§ Problem to work on
Search the material below for the word "INFORMATION". Copy every line that has it.

(begin)

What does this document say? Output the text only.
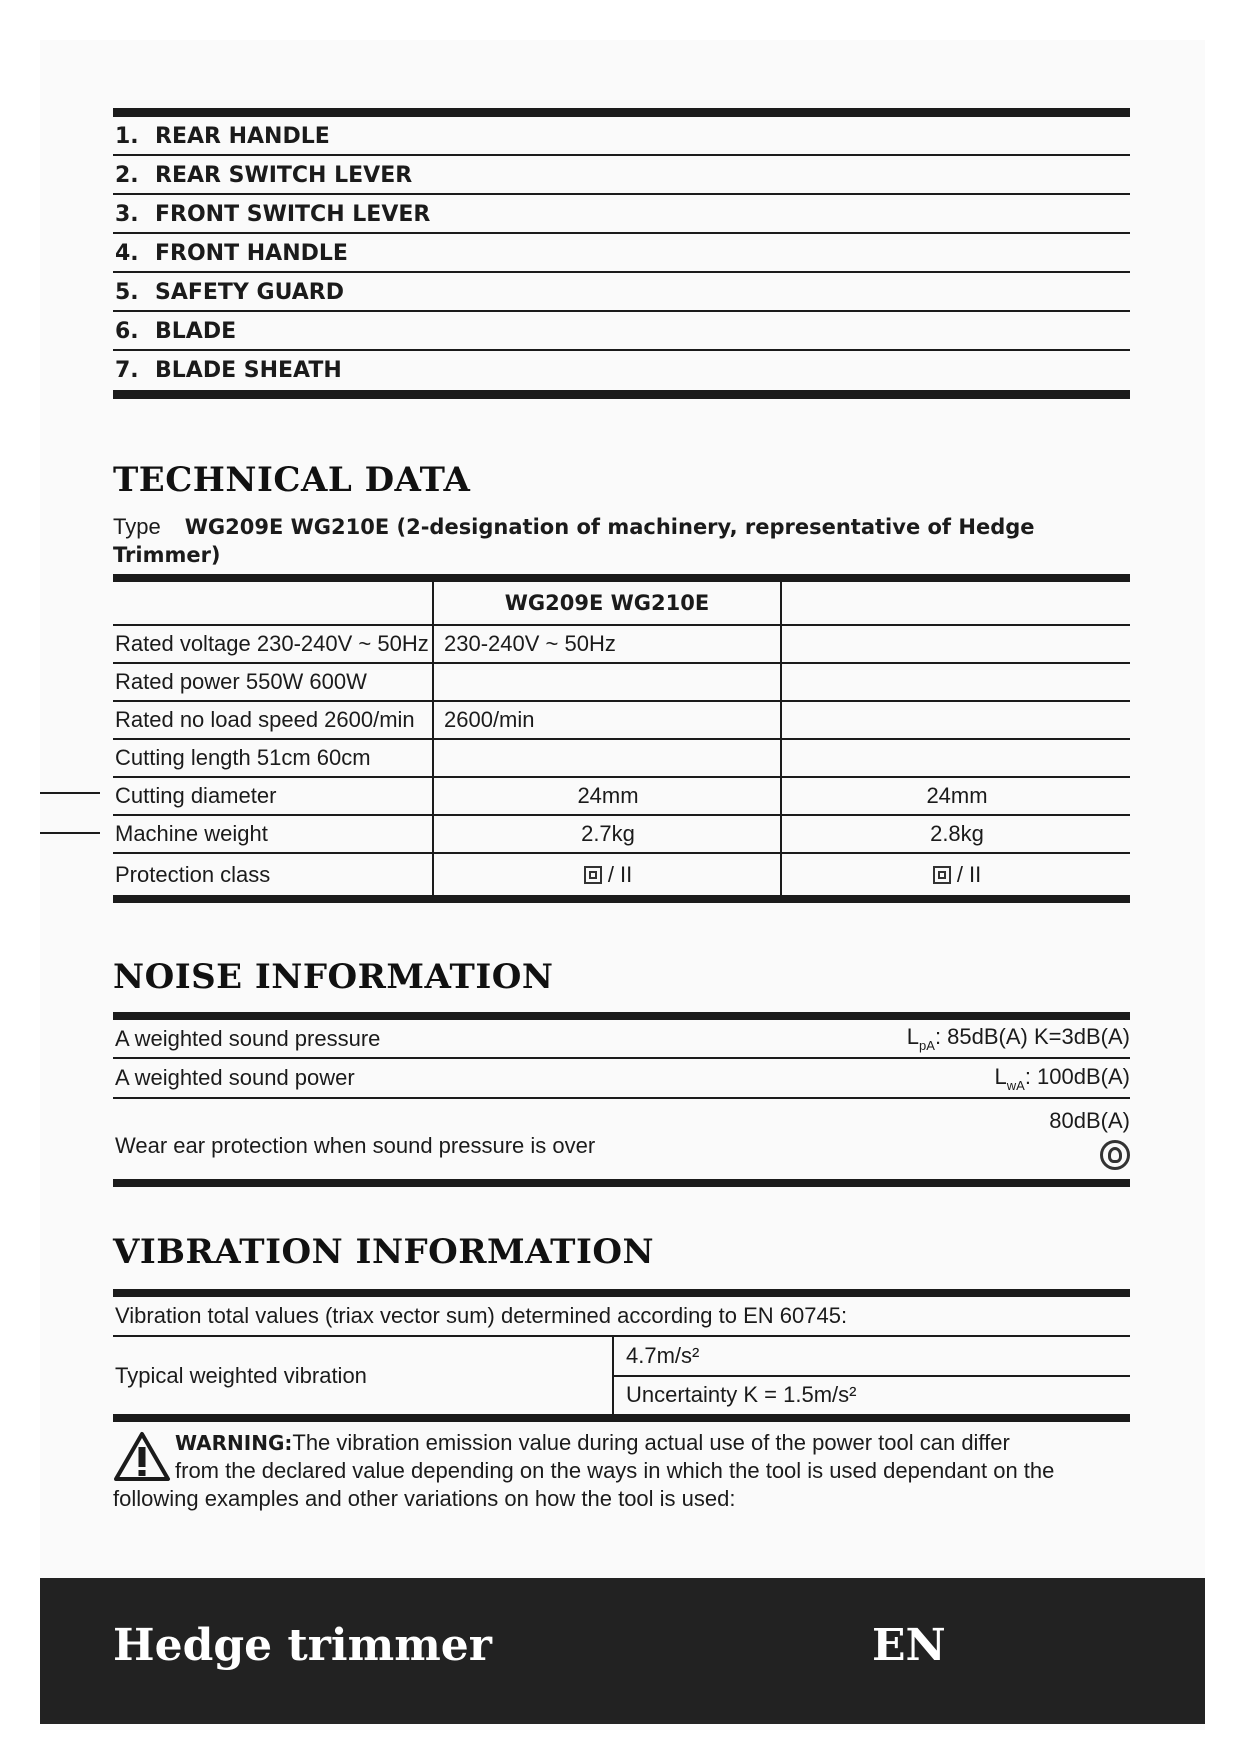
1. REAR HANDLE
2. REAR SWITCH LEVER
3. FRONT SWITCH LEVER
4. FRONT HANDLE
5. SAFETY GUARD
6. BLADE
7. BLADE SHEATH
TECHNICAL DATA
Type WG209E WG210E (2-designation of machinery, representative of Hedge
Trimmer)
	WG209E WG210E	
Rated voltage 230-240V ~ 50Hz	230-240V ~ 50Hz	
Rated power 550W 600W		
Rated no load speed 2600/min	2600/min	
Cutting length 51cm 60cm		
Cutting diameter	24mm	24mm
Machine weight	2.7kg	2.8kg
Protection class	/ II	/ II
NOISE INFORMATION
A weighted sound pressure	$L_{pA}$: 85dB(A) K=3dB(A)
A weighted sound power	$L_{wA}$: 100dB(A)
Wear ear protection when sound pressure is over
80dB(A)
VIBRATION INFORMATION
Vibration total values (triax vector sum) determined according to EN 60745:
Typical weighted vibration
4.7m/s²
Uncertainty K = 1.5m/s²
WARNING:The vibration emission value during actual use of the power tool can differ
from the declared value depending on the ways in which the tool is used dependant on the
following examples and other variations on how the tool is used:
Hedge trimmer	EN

(end)
(begin)

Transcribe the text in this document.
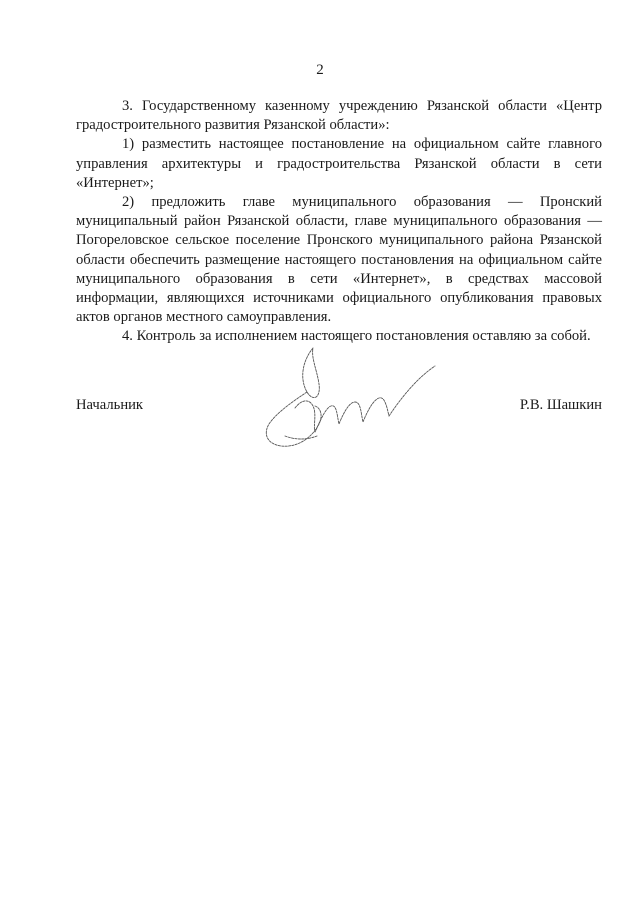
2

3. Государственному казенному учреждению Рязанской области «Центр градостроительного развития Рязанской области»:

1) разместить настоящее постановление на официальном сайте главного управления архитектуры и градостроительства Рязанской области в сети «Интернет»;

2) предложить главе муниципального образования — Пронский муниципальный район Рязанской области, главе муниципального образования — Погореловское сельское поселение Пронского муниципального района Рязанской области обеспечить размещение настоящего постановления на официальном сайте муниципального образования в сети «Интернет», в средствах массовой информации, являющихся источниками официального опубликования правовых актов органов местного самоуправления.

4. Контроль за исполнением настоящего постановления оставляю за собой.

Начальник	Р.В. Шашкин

(end)
(begin)

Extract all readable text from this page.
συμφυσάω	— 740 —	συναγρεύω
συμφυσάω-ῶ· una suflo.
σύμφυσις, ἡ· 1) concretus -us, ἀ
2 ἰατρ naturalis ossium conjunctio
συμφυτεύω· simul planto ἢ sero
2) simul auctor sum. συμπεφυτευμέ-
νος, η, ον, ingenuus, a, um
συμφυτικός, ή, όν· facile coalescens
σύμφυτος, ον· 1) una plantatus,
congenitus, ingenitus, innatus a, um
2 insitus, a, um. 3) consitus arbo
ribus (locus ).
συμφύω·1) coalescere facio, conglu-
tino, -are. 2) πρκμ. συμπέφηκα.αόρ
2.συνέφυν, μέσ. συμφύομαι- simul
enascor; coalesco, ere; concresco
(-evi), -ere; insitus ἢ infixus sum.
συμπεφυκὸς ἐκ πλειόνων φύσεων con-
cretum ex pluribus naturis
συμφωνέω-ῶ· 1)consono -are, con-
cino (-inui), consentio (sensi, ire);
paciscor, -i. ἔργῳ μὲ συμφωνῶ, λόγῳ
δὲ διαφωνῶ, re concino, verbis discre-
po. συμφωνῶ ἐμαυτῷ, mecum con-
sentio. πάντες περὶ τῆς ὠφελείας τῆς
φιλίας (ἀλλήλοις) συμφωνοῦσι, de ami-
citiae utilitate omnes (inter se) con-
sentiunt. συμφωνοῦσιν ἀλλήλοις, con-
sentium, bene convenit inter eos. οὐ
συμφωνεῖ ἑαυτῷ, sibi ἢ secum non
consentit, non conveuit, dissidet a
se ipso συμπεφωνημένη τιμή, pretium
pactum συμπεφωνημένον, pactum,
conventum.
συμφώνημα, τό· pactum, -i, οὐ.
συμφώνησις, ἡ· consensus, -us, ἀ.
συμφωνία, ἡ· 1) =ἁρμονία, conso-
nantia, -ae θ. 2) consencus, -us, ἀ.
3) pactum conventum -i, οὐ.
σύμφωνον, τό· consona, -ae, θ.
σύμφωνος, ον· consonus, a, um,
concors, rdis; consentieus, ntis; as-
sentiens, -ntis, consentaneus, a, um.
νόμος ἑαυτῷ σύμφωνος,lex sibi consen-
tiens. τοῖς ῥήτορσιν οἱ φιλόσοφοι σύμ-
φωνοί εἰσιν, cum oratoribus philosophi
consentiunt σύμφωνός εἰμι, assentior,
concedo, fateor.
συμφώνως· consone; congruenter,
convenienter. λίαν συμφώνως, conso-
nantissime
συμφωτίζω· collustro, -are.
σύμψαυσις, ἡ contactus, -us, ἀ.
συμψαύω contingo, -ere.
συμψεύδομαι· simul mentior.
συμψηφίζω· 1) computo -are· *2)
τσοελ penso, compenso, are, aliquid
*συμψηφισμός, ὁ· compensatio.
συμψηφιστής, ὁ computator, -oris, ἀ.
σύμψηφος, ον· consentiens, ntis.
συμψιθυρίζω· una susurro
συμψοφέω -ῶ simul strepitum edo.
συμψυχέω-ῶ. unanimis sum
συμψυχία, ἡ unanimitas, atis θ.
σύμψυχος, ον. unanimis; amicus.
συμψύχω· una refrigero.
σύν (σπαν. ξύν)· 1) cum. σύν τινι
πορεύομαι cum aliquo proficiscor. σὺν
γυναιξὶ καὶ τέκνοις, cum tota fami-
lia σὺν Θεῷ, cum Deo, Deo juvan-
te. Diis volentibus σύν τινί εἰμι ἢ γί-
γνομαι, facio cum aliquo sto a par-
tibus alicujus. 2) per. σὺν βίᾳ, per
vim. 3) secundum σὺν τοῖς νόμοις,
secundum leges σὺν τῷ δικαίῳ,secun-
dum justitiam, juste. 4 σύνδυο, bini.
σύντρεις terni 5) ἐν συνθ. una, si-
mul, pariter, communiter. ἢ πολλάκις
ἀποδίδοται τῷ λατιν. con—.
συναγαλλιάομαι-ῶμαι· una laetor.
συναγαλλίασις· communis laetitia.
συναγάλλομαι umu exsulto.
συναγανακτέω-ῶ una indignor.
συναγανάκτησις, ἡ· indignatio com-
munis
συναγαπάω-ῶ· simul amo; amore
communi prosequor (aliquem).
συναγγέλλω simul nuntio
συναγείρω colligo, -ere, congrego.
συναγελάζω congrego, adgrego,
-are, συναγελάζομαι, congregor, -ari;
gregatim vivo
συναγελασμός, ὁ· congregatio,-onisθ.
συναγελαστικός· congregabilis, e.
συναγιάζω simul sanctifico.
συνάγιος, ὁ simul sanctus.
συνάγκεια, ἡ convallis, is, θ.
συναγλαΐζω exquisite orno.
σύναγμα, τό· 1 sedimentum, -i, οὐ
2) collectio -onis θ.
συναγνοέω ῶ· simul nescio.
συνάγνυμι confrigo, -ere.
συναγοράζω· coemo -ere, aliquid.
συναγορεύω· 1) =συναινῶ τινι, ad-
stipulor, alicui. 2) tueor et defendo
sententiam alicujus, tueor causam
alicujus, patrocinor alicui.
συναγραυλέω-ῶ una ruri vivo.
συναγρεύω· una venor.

(end)

§ Worked solution
NOISE INFORMATION
VIBRATION INFORMATION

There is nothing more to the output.